● MATERIALS PROVIDED
+++
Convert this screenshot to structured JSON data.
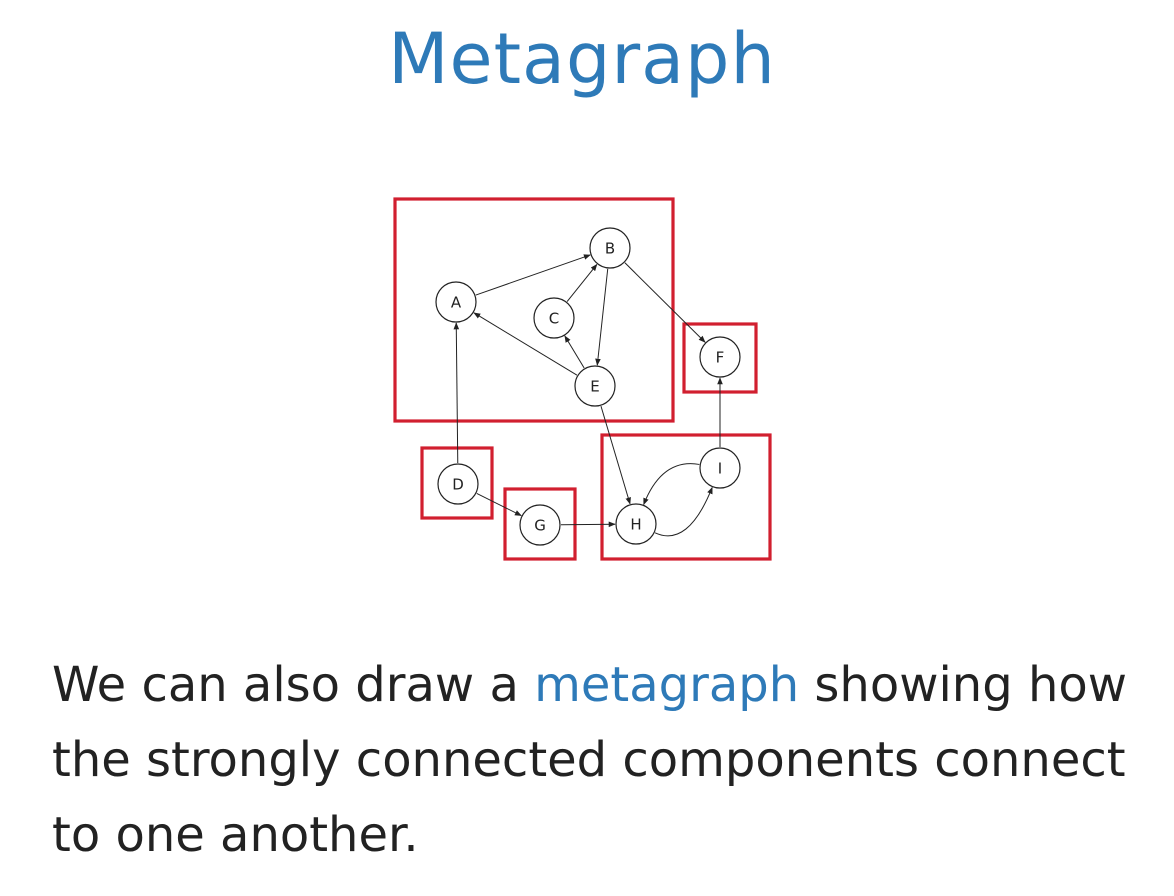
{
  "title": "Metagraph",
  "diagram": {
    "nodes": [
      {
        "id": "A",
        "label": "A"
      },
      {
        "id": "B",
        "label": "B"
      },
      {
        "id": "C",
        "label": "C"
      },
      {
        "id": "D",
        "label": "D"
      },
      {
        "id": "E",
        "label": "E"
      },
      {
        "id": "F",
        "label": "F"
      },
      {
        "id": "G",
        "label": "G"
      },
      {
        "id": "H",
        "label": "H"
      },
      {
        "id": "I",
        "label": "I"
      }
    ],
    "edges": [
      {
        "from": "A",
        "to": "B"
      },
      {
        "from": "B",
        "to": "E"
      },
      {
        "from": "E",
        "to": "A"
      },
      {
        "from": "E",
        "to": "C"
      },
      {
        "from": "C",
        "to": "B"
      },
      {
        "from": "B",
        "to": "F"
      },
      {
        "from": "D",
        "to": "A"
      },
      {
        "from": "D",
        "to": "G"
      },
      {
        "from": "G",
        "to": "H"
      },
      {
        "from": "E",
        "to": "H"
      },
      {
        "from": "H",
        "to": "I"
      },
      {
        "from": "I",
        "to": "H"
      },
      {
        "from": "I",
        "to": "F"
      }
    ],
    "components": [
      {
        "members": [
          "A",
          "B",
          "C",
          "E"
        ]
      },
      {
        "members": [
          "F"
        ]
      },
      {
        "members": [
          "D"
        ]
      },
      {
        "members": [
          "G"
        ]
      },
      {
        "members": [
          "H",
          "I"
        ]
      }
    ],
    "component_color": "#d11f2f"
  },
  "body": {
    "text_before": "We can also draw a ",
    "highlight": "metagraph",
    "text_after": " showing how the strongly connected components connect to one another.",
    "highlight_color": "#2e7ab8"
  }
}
+++
● GIVEN EXERCISE
Pictures in the records above are not copied; print everything else exactly.

● TASK ANSWER
Convert this screenshot to structured JSON data.
{
  "title": "Metagraph",
  "diagram": {
    "nodes": [
      {
        "id": "A",
        "label": "A"
      },
      {
        "id": "B",
        "label": "B"
      },
      {
        "id": "C",
        "label": "C"
      },
      {
        "id": "D",
        "label": "D"
      },
      {
        "id": "E",
        "label": "E"
      },
      {
        "id": "F",
        "label": "F"
      },
      {
        "id": "G",
        "label": "G"
      },
      {
        "id": "H",
        "label": "H"
      },
      {
        "id": "I",
        "label": "I"
      }
    ],
    "edges": [
      {
        "from": "A",
        "to": "B"
      },
      {
        "from": "B",
        "to": "E"
      },
      {
        "from": "E",
        "to": "A"
      },
      {
        "from": "E",
        "to": "C"
      },
      {
        "from": "C",
        "to": "B"
      },
      {
        "from": "B",
        "to": "F"
      },
      {
        "from": "D",
        "to": "A"
      },
      {
        "from": "D",
        "to": "G"
      },
      {
        "from": "G",
        "to": "H"
      },
      {
        "from": "E",
        "to": "H"
      },
      {
        "from": "H",
        "to": "I"
      },
      {
        "from": "I",
        "to": "H"
      },
      {
        "from": "I",
        "to": "F"
      }
    ],
    "components": [
      {
        "members": [
          "A",
          "B",
          "C",
          "E"
        ]
      },
      {
        "members": [
          "F"
        ]
      },
      {
        "members": [
          "D"
        ]
      },
      {
        "members": [
          "G"
        ]
      },
      {
        "members": [
          "H",
          "I"
        ]
      }
    ],
    "component_color": "#d11f2f"
  },
  "body": {
    "text_before": "We can also draw a ",
    "highlight": "metagraph",
    "text_after": " showing how the strongly connected components connect to one another.",
    "highlight_color": "#2e7ab8"
  }
}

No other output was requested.